#### [WHAT THE TASK ASKS]
Show each line of the data below that has the string "PEEP" in it.

[Entries from a dataset]
BEGIN

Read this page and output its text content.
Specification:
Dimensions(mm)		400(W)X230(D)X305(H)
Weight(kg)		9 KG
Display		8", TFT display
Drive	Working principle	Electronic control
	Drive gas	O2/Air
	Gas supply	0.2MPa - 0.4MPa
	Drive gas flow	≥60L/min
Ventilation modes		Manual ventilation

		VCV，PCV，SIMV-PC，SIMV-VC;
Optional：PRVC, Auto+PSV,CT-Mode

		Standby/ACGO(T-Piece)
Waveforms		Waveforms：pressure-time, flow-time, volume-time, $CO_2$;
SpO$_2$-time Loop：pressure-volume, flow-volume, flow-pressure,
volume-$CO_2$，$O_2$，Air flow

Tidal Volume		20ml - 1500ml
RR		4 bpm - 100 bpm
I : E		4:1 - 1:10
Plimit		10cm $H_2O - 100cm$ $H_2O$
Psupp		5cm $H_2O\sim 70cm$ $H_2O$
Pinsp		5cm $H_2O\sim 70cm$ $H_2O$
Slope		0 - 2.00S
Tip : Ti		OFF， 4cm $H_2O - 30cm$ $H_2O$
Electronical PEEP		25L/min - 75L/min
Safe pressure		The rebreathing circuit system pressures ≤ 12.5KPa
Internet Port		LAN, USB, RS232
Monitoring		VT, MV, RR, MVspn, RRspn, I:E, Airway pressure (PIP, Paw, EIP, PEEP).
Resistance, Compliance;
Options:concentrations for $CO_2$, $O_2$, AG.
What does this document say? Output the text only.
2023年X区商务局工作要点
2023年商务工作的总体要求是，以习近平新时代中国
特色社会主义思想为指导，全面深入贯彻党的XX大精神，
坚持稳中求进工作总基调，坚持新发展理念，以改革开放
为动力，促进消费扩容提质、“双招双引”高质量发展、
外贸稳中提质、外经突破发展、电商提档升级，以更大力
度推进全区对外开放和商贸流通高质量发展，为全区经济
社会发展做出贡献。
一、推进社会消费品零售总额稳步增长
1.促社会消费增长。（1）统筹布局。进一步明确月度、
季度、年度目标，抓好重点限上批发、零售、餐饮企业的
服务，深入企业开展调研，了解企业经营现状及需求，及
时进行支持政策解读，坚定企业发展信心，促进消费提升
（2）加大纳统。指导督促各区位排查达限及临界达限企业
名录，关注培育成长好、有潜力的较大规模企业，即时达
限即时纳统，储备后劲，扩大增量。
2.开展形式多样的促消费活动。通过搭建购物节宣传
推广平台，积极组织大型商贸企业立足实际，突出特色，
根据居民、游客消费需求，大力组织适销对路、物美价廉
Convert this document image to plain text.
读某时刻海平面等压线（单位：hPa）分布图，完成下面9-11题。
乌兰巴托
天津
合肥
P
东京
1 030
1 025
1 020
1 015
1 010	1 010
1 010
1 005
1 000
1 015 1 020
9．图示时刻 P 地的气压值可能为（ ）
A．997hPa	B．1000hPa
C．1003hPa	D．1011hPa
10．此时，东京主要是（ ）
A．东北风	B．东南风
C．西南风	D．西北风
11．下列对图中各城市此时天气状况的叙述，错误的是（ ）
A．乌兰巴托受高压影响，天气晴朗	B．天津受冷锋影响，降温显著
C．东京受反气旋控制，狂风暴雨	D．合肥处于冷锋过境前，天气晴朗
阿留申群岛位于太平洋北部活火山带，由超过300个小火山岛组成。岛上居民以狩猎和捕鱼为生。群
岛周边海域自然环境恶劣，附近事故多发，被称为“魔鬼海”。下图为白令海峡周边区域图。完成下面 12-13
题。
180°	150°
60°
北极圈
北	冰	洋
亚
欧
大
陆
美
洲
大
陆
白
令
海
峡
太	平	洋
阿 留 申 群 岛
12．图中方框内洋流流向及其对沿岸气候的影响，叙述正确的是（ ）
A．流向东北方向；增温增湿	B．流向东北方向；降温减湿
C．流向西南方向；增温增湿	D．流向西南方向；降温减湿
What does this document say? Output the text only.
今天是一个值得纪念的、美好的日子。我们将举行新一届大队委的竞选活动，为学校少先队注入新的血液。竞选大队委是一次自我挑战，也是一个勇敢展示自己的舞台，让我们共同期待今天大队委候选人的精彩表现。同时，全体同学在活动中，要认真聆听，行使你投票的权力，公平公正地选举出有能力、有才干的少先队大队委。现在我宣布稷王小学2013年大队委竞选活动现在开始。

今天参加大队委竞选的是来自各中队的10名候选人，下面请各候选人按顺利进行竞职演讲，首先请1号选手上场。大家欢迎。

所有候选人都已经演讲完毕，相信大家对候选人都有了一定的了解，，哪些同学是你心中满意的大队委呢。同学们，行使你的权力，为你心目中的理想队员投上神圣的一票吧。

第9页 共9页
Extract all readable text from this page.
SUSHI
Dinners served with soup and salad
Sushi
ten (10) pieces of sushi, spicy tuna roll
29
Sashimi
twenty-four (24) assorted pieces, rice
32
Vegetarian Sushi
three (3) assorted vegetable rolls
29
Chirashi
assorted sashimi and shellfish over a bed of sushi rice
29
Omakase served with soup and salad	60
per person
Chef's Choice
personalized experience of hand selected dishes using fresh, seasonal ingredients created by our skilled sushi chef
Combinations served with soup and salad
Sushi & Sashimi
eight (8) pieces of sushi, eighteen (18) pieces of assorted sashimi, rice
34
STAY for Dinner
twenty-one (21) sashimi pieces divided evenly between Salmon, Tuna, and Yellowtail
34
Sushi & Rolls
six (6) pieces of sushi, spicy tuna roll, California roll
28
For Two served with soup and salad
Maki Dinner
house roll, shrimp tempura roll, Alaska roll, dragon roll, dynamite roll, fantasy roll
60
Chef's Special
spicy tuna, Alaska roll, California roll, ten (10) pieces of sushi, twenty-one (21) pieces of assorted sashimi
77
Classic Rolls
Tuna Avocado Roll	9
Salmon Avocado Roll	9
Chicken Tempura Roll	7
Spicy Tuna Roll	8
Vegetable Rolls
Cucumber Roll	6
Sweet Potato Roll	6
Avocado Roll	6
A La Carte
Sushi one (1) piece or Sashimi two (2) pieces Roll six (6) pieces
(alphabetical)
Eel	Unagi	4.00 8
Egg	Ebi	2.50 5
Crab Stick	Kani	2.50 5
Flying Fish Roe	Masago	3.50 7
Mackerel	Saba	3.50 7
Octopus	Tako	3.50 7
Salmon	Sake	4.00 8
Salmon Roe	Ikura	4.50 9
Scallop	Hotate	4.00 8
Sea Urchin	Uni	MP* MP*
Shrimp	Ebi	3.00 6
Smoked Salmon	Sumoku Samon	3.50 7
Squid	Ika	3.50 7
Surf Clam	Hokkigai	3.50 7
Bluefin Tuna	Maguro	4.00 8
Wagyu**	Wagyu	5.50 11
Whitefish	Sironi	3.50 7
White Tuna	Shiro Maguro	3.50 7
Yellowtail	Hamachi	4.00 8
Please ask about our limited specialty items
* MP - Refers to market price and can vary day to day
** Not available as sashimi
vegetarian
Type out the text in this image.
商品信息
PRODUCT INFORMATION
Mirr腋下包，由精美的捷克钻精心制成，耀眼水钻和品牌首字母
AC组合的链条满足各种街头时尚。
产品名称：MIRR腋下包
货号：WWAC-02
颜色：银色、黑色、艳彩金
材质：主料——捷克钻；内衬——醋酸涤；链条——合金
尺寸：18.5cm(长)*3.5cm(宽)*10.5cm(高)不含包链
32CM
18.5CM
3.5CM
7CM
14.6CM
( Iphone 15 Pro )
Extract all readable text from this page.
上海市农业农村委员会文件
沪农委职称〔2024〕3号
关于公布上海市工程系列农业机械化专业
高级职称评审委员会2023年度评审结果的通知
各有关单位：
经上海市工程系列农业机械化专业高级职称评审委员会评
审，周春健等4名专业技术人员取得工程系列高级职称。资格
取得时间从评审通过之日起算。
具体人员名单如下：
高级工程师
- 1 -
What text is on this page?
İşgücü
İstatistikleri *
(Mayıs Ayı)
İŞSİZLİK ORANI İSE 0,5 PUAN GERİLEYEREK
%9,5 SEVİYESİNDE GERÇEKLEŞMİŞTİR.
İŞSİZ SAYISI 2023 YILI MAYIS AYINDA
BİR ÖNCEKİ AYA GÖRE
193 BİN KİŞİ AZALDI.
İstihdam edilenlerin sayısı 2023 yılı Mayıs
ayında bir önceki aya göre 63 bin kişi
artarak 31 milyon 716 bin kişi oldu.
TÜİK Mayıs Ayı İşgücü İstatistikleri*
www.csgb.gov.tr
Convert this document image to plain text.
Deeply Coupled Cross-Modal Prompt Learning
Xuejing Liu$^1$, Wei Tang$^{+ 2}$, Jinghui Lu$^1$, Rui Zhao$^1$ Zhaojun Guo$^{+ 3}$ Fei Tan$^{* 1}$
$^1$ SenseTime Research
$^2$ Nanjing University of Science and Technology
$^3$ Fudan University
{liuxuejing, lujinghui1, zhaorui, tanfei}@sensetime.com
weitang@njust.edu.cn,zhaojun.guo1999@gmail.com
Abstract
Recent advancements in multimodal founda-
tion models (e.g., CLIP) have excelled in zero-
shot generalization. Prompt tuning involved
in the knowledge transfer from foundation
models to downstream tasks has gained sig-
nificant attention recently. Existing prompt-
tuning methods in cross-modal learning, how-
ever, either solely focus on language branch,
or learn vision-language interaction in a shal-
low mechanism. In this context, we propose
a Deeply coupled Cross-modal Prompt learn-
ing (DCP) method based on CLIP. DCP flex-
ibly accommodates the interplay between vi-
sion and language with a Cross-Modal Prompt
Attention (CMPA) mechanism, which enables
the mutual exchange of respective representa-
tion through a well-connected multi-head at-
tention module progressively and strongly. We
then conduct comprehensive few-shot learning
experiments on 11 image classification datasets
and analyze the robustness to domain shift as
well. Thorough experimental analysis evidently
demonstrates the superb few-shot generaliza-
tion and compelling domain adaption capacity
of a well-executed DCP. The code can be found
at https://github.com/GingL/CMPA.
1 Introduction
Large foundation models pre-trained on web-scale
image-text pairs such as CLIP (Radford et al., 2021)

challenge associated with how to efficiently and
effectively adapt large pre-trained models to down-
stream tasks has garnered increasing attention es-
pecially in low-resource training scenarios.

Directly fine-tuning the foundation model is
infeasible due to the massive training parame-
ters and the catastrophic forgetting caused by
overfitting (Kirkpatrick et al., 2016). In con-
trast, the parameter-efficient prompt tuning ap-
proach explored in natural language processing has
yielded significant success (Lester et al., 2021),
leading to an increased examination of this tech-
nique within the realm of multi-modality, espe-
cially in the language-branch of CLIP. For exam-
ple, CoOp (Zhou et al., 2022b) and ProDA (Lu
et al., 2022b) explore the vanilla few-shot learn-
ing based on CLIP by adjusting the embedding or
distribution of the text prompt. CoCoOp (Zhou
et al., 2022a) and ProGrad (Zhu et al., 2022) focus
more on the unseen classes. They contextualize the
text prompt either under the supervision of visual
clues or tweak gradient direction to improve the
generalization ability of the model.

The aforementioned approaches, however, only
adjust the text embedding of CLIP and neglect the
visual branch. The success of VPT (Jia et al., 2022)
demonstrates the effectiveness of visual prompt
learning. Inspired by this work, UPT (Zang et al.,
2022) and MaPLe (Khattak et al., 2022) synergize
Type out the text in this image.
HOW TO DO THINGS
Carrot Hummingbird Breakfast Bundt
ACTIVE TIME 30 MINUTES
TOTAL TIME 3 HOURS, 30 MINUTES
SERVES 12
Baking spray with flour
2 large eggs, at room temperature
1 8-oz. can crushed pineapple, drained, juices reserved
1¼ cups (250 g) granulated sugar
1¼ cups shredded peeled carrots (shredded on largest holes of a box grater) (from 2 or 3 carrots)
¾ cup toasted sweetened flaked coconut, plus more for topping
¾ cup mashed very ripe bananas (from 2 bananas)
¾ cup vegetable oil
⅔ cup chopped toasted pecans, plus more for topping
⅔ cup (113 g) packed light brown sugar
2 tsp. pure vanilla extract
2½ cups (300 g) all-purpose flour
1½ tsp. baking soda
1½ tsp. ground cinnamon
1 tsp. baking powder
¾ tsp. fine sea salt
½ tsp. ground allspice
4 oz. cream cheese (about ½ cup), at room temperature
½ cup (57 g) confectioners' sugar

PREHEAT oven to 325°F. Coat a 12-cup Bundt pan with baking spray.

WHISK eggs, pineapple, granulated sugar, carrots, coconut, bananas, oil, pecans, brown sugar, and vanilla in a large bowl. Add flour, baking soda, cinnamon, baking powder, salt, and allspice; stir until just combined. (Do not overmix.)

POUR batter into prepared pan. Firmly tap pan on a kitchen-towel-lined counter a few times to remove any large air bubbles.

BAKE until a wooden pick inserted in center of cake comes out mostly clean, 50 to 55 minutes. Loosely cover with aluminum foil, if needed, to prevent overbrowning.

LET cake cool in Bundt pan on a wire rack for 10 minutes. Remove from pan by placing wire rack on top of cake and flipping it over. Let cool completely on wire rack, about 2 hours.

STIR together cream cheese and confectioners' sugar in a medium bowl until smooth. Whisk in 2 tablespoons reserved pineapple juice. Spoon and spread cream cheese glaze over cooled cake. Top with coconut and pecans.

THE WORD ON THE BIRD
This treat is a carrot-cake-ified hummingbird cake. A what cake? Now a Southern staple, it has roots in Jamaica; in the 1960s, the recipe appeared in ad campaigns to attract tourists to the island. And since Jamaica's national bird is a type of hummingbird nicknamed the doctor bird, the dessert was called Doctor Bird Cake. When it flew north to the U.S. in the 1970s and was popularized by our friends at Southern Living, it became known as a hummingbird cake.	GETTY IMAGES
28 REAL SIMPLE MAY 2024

END

#### [ANSWER TO THE PROBLEM]
Electronical PEEP		25L/min - 75L/min
Monitoring		VT, MV, RR, MVspn, RRspn, I:E, Airway pressure (PIP, Paw, EIP, PEEP).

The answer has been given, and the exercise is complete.